Begin at the line that contains "Convert this screenshot" and repeat every line from there to the end of the records below, inclusive, without adding any other line.
━━━━━ SUPPLIED RECORDS
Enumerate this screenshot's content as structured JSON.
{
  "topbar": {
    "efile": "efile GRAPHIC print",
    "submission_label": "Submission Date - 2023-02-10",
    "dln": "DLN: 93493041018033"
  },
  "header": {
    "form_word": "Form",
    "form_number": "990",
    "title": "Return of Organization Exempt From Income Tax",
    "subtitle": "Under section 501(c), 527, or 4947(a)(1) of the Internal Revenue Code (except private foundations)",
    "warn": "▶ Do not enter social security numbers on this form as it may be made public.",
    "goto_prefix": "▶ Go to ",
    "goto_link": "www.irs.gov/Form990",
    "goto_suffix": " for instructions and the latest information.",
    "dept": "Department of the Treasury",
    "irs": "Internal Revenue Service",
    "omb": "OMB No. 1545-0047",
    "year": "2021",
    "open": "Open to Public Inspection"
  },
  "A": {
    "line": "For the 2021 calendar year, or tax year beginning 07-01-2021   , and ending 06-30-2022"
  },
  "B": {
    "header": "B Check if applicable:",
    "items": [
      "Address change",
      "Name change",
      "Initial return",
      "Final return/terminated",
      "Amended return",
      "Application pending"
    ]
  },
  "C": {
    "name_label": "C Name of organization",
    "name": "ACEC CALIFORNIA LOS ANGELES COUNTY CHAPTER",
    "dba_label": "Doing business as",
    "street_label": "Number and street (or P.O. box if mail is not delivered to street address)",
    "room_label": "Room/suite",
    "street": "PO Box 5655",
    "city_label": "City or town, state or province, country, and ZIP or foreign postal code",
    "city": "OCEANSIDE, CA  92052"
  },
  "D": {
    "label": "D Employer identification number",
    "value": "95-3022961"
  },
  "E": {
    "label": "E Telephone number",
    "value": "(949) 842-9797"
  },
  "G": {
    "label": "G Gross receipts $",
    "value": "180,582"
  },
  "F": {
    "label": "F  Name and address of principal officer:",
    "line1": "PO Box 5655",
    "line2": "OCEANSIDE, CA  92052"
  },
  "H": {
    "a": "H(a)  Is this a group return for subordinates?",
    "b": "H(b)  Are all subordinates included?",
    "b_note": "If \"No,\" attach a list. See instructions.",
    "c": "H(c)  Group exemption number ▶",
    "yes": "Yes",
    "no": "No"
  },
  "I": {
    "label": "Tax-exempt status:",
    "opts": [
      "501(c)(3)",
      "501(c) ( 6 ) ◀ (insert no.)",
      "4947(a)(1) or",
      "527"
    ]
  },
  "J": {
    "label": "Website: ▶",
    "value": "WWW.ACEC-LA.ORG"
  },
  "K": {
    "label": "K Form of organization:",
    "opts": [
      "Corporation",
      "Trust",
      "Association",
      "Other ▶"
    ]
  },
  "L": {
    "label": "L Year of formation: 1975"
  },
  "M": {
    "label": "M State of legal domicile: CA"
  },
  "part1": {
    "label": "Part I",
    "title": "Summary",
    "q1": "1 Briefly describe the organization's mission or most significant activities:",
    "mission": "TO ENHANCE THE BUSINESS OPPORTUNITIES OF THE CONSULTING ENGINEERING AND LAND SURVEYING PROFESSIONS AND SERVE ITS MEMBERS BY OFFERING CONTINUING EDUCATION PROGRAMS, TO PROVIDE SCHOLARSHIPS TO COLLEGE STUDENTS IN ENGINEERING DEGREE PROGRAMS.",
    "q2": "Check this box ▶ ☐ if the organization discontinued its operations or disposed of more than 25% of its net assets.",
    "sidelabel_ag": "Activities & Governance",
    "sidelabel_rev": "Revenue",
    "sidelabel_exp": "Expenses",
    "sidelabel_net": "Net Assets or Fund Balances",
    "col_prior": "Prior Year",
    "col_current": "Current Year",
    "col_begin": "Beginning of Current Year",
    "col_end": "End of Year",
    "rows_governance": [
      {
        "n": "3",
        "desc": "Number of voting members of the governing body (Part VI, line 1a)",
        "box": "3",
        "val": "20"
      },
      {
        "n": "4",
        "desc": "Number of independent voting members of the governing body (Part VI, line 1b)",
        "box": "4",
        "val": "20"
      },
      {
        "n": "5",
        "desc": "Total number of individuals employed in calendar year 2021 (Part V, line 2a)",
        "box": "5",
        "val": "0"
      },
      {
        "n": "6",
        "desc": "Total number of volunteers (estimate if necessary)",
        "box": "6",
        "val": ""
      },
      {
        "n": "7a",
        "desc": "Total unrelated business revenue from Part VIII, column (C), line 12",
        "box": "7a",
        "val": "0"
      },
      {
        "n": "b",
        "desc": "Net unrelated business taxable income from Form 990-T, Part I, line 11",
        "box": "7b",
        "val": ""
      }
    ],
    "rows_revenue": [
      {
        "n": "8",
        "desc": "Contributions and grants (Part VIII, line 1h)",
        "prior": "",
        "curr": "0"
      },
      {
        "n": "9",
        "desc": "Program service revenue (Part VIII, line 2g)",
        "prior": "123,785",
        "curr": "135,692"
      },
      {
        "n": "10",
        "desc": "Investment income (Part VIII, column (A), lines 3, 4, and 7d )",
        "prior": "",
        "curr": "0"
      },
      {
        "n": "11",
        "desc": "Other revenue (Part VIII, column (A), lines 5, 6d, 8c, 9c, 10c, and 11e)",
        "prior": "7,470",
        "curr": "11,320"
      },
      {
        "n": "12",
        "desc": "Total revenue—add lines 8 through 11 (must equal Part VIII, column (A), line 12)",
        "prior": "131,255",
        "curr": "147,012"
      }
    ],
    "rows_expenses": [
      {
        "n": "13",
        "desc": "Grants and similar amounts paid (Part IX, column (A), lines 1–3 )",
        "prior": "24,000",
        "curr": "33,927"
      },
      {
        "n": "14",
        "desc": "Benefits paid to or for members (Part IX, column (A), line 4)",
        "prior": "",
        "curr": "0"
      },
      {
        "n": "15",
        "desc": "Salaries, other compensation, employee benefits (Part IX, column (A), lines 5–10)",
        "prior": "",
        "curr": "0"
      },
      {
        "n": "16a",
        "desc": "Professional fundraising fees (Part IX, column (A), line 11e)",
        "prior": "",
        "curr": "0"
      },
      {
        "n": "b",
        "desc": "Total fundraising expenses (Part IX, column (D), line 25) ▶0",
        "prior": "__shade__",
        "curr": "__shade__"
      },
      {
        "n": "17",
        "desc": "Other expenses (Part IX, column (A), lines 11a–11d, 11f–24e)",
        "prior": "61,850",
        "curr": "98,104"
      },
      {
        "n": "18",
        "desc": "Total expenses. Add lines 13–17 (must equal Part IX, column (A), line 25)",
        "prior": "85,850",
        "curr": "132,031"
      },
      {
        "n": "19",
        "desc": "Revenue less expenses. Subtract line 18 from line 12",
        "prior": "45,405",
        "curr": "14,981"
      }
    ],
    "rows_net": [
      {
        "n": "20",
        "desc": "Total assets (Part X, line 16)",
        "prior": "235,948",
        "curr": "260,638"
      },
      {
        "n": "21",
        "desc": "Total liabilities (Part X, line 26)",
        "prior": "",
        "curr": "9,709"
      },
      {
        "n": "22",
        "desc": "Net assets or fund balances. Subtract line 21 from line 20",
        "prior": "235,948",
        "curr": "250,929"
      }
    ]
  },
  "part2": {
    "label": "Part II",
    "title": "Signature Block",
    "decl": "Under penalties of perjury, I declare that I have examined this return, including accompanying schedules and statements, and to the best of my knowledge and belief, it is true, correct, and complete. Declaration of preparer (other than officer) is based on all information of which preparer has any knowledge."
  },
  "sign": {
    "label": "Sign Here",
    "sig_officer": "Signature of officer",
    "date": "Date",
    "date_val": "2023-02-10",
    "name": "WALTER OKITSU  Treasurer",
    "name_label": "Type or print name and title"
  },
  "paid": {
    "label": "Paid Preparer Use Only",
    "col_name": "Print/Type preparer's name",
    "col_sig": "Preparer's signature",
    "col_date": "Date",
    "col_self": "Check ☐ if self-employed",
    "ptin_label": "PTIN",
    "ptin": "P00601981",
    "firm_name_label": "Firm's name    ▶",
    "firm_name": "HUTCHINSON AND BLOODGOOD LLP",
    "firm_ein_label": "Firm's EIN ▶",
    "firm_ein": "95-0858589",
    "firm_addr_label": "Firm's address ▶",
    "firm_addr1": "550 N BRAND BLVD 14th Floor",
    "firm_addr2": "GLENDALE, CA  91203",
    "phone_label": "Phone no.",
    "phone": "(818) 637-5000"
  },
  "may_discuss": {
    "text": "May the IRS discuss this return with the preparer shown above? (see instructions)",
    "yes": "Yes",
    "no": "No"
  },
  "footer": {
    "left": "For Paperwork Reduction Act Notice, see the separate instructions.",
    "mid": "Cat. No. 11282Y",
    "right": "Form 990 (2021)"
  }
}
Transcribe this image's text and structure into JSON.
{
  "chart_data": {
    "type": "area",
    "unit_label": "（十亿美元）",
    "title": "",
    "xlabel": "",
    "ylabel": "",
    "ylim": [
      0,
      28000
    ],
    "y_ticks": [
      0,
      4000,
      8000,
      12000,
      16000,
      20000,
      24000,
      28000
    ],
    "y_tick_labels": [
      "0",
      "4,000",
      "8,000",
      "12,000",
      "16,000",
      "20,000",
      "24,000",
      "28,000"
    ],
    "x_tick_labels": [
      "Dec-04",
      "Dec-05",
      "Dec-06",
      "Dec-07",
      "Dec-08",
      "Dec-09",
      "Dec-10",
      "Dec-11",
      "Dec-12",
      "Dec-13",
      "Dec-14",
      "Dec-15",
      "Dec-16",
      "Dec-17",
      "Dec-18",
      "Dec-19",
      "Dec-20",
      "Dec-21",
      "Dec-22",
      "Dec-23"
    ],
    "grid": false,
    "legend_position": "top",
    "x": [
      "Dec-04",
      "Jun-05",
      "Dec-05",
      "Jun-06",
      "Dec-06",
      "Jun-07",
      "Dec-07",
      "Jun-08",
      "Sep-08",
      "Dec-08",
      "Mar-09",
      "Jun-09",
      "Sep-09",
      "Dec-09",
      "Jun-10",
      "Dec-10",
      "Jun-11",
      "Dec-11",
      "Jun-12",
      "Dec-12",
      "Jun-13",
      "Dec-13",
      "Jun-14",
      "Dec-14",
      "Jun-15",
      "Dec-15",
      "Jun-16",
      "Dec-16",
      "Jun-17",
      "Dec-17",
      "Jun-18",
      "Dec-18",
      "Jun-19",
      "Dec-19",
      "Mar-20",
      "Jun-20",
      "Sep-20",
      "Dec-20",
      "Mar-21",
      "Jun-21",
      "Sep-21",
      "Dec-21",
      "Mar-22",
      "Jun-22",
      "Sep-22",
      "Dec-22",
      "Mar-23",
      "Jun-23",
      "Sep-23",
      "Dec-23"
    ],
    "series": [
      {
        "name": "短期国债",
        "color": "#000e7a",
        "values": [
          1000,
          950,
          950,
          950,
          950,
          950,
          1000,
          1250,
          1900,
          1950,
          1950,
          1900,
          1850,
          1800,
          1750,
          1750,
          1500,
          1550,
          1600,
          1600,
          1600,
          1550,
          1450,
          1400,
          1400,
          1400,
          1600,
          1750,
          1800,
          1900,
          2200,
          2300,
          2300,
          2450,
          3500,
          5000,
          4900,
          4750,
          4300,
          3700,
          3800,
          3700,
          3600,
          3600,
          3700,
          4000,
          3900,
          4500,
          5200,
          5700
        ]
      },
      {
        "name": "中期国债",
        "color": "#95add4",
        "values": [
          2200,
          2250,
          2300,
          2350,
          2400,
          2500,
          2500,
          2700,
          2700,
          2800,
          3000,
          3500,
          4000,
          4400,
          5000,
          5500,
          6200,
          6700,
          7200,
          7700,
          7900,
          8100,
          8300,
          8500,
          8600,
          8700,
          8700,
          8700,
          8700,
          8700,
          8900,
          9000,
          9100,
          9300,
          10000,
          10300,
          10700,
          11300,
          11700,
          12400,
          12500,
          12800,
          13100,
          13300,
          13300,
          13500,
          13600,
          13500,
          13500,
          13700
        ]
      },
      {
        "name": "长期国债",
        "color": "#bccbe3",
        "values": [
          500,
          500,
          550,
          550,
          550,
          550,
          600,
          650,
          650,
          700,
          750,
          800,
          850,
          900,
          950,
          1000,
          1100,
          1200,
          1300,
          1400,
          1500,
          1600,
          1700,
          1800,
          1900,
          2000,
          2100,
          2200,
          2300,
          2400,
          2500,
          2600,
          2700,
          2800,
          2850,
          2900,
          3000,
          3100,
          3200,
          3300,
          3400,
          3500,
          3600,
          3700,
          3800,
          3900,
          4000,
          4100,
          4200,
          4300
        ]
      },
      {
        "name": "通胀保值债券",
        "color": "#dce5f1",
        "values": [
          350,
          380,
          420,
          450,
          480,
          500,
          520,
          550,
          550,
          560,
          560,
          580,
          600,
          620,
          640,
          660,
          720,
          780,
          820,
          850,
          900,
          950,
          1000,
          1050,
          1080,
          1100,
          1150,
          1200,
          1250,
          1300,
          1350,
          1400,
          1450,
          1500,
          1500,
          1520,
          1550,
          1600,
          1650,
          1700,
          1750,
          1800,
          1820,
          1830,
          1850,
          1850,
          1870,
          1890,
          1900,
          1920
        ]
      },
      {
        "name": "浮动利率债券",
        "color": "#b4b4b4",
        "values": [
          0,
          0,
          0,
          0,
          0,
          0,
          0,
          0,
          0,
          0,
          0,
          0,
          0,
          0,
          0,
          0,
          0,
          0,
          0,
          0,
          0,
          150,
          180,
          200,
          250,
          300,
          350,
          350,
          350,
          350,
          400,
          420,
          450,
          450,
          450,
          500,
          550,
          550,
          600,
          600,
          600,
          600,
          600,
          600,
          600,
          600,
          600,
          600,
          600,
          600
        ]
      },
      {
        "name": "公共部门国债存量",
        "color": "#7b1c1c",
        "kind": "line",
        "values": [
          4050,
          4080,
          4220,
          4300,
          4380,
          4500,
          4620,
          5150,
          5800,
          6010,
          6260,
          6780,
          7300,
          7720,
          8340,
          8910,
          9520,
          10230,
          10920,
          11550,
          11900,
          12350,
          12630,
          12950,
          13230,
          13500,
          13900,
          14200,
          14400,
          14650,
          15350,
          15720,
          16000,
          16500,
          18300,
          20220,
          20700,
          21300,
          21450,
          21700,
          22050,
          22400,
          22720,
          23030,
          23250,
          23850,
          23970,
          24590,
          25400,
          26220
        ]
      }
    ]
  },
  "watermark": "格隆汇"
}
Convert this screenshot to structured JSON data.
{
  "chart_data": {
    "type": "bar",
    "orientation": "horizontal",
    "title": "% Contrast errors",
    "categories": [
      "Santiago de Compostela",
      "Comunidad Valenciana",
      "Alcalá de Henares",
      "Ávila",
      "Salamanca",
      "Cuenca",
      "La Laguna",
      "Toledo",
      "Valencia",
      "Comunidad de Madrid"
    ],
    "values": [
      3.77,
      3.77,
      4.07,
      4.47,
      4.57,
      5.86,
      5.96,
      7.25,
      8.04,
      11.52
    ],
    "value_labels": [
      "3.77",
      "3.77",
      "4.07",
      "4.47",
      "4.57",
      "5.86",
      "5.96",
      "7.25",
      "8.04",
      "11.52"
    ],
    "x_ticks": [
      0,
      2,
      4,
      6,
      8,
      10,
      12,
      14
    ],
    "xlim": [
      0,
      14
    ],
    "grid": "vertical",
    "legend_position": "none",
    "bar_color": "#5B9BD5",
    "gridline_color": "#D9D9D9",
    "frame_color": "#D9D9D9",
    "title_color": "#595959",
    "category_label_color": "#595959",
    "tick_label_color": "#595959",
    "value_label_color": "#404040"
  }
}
━━━━━━━━━━
→ FULL OUTPUT:
Convert this screenshot to structured JSON data.
{
  "chart_data": {
    "type": "bar",
    "orientation": "horizontal",
    "title": "% Contrast errors",
    "categories": [
      "Santiago de Compostela",
      "Comunidad Valenciana",
      "Alcalá de Henares",
      "Ávila",
      "Salamanca",
      "Cuenca",
      "La Laguna",
      "Toledo",
      "Valencia",
      "Comunidad de Madrid"
    ],
    "values": [
      3.77,
      3.77,
      4.07,
      4.47,
      4.57,
      5.86,
      5.96,
      7.25,
      8.04,
      11.52
    ],
    "value_labels": [
      "3.77",
      "3.77",
      "4.07",
      "4.47",
      "4.57",
      "5.86",
      "5.96",
      "7.25",
      "8.04",
      "11.52"
    ],
    "x_ticks": [
      0,
      2,
      4,
      6,
      8,
      10,
      12,
      14
    ],
    "xlim": [
      0,
      14
    ],
    "grid": "vertical",
    "legend_position": "none",
    "bar_color": "#5B9BD5",
    "gridline_color": "#D9D9D9",
    "frame_color": "#D9D9D9",
    "title_color": "#595959",
    "category_label_color": "#595959",
    "tick_label_color": "#595959",
    "value_label_color": "#404040"
  }
}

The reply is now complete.